DATA ROWS:

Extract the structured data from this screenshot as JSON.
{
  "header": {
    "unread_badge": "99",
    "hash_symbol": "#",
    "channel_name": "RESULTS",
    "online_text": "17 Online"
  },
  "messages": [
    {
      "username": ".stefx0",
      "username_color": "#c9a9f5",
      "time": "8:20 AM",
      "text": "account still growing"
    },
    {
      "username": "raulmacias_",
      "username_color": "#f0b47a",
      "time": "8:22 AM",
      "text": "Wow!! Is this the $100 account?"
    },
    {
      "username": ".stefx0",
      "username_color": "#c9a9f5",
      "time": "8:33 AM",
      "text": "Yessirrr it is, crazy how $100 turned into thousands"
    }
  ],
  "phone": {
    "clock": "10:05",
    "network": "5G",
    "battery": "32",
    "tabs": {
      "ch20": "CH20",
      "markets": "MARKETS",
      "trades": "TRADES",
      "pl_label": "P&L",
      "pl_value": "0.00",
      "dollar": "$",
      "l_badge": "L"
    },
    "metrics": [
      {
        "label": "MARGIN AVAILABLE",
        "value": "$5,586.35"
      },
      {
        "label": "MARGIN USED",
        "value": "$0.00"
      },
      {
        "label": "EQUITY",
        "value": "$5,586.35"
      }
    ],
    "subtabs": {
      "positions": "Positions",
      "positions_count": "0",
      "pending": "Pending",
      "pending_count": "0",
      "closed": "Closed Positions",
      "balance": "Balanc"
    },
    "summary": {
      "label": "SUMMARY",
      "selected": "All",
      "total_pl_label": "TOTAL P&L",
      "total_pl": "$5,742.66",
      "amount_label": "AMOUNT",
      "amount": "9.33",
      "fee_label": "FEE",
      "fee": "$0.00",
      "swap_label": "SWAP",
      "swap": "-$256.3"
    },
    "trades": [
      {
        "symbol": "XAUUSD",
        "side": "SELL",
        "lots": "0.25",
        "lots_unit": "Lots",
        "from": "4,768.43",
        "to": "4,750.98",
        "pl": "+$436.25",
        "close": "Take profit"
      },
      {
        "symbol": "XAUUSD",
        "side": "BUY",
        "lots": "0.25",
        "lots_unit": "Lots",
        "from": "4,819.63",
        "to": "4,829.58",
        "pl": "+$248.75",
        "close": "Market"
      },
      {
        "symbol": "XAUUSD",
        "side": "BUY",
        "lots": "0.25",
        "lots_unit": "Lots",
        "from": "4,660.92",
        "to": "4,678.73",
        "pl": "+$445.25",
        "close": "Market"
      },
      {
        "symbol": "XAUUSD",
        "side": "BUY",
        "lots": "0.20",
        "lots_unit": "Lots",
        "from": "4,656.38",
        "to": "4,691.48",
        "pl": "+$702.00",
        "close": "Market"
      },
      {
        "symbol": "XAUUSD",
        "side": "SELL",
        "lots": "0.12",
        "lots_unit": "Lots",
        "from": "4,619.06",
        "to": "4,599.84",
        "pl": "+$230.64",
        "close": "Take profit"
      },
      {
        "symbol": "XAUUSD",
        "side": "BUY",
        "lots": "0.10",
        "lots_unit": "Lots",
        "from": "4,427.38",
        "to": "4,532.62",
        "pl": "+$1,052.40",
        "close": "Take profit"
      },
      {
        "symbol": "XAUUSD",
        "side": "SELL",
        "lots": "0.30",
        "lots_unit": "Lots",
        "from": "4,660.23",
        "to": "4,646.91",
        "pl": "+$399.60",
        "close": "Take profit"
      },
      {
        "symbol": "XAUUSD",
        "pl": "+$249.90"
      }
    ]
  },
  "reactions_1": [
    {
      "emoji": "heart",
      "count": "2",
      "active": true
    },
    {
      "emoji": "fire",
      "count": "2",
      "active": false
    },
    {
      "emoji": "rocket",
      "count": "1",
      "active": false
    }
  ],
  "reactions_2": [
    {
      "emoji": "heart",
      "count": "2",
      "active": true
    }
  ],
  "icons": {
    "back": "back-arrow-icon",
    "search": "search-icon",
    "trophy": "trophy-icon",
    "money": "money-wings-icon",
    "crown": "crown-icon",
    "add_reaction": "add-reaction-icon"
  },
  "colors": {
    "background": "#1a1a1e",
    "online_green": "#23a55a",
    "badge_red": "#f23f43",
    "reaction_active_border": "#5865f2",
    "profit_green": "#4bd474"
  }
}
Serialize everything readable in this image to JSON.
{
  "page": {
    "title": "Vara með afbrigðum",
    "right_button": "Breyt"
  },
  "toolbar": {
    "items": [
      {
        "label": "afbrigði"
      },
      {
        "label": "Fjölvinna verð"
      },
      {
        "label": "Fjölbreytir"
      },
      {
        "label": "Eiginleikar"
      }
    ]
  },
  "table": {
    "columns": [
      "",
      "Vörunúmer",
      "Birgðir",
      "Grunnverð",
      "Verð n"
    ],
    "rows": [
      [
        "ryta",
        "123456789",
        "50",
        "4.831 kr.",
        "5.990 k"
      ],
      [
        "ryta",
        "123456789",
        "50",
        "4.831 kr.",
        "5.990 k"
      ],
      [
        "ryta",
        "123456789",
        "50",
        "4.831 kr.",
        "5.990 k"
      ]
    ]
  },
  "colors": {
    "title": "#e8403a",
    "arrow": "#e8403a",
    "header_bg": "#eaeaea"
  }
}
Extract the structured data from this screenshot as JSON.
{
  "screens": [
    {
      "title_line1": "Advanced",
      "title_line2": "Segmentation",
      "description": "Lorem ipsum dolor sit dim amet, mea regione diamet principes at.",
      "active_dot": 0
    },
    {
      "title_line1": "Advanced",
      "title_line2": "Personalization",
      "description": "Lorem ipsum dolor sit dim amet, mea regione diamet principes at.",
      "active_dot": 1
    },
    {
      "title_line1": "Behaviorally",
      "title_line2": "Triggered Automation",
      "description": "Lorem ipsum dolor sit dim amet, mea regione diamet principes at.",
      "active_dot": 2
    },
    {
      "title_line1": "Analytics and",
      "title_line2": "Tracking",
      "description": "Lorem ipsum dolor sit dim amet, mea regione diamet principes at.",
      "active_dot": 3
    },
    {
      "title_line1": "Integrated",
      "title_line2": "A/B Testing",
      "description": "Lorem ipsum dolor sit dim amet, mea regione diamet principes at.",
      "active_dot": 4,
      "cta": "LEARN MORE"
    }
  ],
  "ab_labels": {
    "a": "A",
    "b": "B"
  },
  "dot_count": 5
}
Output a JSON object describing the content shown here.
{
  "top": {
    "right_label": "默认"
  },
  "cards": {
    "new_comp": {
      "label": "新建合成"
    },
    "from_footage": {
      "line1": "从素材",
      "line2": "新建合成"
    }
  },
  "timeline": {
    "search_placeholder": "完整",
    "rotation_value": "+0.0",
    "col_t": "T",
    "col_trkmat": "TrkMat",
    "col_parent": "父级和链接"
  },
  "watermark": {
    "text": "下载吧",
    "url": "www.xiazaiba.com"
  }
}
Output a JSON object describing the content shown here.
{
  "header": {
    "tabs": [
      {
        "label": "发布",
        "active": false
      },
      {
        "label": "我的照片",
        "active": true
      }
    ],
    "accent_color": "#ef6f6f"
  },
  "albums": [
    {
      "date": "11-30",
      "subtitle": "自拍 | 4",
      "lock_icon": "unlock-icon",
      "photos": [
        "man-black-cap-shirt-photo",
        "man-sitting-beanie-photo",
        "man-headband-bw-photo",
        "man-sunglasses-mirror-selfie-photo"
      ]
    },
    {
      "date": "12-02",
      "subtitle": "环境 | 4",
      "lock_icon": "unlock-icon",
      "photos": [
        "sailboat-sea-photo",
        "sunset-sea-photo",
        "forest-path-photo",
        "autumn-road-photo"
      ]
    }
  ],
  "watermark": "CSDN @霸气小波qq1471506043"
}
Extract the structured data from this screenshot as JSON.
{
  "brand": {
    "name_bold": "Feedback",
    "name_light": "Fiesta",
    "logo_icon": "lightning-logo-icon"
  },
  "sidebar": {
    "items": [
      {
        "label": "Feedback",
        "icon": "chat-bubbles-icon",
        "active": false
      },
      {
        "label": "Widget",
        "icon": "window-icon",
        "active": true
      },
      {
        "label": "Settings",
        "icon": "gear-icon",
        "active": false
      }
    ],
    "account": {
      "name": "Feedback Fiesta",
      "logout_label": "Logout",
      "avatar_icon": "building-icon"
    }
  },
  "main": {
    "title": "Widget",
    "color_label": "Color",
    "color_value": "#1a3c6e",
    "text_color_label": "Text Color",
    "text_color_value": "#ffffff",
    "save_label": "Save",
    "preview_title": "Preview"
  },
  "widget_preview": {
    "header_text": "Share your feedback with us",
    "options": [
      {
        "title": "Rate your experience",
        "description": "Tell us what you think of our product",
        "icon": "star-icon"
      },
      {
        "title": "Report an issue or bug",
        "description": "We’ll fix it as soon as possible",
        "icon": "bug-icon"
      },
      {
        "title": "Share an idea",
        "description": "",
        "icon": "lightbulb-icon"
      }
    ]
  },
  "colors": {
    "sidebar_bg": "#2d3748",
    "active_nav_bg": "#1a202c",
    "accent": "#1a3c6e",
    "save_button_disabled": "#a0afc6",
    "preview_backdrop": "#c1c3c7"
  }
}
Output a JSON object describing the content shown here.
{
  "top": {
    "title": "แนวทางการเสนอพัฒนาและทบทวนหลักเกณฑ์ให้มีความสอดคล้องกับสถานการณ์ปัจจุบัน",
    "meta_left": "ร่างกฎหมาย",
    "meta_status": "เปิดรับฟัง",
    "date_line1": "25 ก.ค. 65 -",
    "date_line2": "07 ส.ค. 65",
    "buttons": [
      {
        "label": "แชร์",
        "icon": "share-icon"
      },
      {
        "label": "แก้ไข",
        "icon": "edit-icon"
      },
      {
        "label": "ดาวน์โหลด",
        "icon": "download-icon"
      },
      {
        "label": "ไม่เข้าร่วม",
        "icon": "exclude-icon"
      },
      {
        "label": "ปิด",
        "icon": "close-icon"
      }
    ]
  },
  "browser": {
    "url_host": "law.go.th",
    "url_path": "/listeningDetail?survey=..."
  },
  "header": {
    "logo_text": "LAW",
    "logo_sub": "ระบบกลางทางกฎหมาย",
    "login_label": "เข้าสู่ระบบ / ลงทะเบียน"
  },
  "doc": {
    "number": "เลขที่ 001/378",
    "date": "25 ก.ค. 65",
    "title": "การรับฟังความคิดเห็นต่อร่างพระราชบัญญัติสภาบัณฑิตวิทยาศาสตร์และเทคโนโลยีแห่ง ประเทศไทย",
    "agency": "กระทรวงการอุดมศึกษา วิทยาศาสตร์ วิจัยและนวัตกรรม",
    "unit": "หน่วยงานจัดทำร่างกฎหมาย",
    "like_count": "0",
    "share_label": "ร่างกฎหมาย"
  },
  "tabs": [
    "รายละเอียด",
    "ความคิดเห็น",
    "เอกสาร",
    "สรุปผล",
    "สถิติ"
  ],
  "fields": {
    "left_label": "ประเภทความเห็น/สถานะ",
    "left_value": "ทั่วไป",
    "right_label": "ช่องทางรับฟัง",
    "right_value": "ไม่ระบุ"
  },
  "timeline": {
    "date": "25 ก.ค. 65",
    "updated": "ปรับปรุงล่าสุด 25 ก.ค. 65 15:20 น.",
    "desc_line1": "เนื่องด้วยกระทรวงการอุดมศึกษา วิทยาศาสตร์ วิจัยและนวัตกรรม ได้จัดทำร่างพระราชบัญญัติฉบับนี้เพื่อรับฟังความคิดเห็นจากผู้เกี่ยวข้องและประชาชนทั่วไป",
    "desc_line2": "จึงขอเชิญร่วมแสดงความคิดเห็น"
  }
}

TASK INSTRUCTIONS:
Your task is to gather every line with the word "ตกรรม" and copy it.

WRITTEN RESPONSE:
    "agency": "กระทรวงการอุดมศึกษา วิทยาศาสตร์ วิจัยและนวัตกรรม",
    "desc_line1": "เนื่องด้วยกระทรวงการอุดมศึกษา วิทยาศาสตร์ วิจัยและนวัตกรรม ได้จัดทำร่างพระราชบัญญัติฉบับนี้เพื่อรับฟังความคิดเห็นจากผู้เกี่ยวข้องและประชาชนทั่วไป",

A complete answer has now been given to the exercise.